§ **SET TASK**:
In the records below, find the line containing "Convert this screenshot", then extract that line and all subsequent lines exactly, leaving out everything else.

══ STORED ROWS ══

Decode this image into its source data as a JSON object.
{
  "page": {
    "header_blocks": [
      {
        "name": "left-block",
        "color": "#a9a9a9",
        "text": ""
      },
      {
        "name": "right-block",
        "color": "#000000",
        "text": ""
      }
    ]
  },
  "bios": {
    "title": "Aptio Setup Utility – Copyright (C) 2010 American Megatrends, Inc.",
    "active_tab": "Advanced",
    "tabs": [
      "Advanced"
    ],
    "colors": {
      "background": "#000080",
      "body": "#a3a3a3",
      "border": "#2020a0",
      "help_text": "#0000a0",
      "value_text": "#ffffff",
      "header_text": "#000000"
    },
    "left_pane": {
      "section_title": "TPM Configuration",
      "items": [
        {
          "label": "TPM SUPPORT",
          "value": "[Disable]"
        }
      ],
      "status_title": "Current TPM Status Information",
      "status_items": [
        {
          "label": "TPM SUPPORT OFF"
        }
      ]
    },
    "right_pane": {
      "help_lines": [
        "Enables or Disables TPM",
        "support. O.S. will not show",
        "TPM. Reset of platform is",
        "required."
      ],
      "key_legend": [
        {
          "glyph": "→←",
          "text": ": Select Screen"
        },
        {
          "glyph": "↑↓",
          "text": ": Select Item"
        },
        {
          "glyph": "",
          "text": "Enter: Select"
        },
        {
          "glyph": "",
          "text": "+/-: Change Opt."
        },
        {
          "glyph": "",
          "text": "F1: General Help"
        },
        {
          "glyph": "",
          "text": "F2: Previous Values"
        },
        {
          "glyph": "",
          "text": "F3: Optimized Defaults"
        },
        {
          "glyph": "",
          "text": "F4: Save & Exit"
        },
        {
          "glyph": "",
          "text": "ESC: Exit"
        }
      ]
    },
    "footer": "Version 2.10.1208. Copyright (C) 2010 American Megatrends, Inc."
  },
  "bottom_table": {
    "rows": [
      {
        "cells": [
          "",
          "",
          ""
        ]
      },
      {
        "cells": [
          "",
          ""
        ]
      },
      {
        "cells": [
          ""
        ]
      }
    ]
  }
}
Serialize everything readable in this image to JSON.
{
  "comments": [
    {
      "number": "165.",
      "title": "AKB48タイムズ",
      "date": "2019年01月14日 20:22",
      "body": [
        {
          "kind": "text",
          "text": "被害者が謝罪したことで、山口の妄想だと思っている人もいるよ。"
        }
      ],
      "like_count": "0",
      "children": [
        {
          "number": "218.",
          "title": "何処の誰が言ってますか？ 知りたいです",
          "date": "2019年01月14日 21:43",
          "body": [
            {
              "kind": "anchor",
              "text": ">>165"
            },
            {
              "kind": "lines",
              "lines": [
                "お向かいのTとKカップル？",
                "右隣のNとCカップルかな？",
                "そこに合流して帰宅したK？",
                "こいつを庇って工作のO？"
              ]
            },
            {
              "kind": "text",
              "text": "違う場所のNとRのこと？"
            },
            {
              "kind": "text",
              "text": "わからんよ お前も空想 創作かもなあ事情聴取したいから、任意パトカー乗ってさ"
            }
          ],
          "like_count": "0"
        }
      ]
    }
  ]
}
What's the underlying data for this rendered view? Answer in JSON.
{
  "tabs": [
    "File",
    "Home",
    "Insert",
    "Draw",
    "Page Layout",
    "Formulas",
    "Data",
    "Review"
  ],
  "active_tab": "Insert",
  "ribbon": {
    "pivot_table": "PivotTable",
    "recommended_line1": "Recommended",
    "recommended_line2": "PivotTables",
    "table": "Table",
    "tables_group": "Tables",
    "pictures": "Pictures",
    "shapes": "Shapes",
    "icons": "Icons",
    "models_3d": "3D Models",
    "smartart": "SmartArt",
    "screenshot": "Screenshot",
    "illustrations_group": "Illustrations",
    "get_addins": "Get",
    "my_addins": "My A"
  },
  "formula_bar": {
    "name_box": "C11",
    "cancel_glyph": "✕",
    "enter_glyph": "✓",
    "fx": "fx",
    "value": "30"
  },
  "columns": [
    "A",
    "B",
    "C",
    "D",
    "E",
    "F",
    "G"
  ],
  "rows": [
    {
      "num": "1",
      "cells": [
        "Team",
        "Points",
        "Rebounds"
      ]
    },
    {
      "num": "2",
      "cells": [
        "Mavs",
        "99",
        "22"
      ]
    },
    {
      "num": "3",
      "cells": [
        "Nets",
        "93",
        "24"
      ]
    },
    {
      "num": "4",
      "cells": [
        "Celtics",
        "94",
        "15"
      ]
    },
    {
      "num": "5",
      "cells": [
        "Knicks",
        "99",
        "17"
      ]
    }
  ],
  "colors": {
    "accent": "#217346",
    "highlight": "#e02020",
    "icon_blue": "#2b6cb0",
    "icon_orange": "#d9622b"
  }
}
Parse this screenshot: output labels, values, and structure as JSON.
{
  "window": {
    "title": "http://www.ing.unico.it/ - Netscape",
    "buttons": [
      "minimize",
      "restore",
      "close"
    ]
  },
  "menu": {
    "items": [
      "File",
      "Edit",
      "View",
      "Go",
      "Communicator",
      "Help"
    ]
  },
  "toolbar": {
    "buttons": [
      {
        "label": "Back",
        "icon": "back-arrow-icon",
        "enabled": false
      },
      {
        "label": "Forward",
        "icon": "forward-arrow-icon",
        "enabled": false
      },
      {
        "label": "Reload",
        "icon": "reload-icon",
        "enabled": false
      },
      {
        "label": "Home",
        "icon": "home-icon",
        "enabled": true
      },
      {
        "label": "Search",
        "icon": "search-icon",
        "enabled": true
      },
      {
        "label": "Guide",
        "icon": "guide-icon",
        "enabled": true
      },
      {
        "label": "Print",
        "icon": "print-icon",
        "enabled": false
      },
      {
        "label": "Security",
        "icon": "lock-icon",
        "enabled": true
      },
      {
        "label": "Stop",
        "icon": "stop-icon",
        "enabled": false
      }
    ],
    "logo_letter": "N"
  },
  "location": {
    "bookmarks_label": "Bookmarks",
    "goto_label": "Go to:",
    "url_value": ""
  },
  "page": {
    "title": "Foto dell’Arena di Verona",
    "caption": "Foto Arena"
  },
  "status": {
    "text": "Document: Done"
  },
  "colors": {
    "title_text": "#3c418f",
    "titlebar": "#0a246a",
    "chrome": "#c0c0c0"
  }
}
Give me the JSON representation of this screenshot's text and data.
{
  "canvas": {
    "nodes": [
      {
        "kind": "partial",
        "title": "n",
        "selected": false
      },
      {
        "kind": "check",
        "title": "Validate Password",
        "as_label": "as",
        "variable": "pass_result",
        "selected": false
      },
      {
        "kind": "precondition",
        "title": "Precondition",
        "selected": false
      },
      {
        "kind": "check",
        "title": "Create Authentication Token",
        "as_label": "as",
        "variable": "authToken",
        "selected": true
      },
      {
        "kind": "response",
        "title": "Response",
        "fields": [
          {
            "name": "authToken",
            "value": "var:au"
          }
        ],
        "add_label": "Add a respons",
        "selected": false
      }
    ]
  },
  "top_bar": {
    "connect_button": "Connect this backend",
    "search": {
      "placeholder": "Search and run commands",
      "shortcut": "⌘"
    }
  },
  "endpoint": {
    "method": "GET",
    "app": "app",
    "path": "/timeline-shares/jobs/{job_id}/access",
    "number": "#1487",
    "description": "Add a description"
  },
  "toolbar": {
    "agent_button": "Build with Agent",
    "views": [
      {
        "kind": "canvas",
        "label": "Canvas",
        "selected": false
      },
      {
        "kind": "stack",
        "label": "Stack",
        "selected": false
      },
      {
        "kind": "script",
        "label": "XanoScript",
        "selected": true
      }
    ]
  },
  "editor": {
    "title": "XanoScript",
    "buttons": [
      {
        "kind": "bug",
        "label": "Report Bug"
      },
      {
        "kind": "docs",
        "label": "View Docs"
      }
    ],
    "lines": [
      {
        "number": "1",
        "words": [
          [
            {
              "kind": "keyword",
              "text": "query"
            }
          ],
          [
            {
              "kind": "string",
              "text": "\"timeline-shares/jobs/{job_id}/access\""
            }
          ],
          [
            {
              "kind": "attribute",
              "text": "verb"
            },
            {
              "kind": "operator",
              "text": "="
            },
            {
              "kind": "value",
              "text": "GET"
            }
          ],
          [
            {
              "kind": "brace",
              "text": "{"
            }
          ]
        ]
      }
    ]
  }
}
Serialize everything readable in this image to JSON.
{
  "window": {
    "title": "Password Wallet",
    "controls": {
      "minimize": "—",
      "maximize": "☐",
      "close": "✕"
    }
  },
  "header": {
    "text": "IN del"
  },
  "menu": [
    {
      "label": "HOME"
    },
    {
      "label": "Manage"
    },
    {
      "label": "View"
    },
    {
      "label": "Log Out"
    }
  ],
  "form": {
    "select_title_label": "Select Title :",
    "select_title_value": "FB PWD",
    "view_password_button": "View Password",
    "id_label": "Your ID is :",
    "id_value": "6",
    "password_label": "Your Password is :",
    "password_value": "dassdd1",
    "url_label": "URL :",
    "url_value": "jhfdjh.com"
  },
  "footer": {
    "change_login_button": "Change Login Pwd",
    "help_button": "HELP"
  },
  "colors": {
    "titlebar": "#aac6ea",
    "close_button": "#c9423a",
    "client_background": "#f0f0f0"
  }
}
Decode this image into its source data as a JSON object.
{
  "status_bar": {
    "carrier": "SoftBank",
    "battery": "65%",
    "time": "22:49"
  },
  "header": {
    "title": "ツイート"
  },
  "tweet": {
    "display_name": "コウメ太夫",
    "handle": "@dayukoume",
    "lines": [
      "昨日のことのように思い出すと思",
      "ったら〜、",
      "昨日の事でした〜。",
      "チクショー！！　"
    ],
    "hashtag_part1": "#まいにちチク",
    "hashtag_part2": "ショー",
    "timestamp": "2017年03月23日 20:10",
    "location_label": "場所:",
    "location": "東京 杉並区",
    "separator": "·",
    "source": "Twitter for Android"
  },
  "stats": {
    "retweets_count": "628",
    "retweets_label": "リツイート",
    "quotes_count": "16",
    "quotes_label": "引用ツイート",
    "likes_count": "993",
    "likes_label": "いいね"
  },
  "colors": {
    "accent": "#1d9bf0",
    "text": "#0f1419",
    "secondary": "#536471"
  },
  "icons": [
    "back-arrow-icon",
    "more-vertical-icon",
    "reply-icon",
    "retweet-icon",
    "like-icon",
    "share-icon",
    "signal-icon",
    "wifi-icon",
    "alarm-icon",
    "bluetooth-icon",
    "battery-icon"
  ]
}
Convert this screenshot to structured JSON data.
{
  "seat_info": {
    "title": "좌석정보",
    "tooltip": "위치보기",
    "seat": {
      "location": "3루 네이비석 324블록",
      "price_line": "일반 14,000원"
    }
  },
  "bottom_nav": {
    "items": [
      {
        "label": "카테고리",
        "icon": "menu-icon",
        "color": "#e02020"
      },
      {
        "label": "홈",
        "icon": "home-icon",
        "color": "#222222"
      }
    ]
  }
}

═══

§ **THE ANSWER**:
Convert this screenshot to structured JSON data.
{
  "seat_info": {
    "title": "좌석정보",
    "tooltip": "위치보기",
    "seat": {
      "location": "3루 네이비석 324블록",
      "price_line": "일반 14,000원"
    }
  },
  "bottom_nav": {
    "items": [
      {
        "label": "카테고리",
        "icon": "menu-icon",
        "color": "#e02020"
      },
      {
        "label": "홈",
        "icon": "home-icon",
        "color": "#222222"
      }
    ]
  }
}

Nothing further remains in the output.